[GIVEN TASK] Your task is to print the material below exactly as presented.

[RECORDS PROVIDED]
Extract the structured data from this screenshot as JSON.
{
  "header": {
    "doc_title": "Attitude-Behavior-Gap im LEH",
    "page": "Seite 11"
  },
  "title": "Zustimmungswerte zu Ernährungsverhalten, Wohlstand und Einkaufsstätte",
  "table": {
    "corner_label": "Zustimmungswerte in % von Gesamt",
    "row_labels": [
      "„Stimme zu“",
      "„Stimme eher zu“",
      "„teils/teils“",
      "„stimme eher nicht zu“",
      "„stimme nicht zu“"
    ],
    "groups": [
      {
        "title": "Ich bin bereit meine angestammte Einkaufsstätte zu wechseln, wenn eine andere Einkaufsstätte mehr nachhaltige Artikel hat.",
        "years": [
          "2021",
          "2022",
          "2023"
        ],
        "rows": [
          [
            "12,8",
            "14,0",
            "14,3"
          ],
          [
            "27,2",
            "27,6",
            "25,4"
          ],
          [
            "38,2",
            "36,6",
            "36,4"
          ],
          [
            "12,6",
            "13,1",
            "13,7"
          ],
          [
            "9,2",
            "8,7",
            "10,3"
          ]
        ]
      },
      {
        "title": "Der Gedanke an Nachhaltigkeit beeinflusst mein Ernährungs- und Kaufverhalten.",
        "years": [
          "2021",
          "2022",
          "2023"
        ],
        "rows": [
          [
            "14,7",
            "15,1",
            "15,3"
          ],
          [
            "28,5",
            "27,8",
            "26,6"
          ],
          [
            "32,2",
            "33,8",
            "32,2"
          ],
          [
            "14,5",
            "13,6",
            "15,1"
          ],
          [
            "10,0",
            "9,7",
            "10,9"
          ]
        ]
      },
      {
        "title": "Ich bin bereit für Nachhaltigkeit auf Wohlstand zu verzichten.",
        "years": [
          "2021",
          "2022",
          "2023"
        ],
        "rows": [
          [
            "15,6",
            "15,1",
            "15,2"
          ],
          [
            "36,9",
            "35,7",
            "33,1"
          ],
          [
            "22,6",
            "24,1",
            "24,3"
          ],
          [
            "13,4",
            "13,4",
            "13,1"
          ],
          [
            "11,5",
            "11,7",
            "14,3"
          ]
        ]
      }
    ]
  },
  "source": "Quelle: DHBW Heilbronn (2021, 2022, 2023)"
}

[SOLUTION]
Extract the structured data from this screenshot as JSON.
{
  "header": {
    "doc_title": "Attitude-Behavior-Gap im LEH",
    "page": "Seite 11"
  },
  "title": "Zustimmungswerte zu Ernährungsverhalten, Wohlstand und Einkaufsstätte",
  "table": {
    "corner_label": "Zustimmungswerte in % von Gesamt",
    "row_labels": [
      "„Stimme zu“",
      "„Stimme eher zu“",
      "„teils/teils“",
      "„stimme eher nicht zu“",
      "„stimme nicht zu“"
    ],
    "groups": [
      {
        "title": "Ich bin bereit meine angestammte Einkaufsstätte zu wechseln, wenn eine andere Einkaufsstätte mehr nachhaltige Artikel hat.",
        "years": [
          "2021",
          "2022",
          "2023"
        ],
        "rows": [
          [
            "12,8",
            "14,0",
            "14,3"
          ],
          [
            "27,2",
            "27,6",
            "25,4"
          ],
          [
            "38,2",
            "36,6",
            "36,4"
          ],
          [
            "12,6",
            "13,1",
            "13,7"
          ],
          [
            "9,2",
            "8,7",
            "10,3"
          ]
        ]
      },
      {
        "title": "Der Gedanke an Nachhaltigkeit beeinflusst mein Ernährungs- und Kaufverhalten.",
        "years": [
          "2021",
          "2022",
          "2023"
        ],
        "rows": [
          [
            "14,7",
            "15,1",
            "15,3"
          ],
          [
            "28,5",
            "27,8",
            "26,6"
          ],
          [
            "32,2",
            "33,8",
            "32,2"
          ],
          [
            "14,5",
            "13,6",
            "15,1"
          ],
          [
            "10,0",
            "9,7",
            "10,9"
          ]
        ]
      },
      {
        "title": "Ich bin bereit für Nachhaltigkeit auf Wohlstand zu verzichten.",
        "years": [
          "2021",
          "2022",
          "2023"
        ],
        "rows": [
          [
            "15,6",
            "15,1",
            "15,2"
          ],
          [
            "36,9",
            "35,7",
            "33,1"
          ],
          [
            "22,6",
            "24,1",
            "24,3"
          ],
          [
            "13,4",
            "13,4",
            "13,1"
          ],
          [
            "11,5",
            "11,7",
            "14,3"
          ]
        ]
      }
    ]
  },
  "source": "Quelle: DHBW Heilbronn (2021, 2022, 2023)"
}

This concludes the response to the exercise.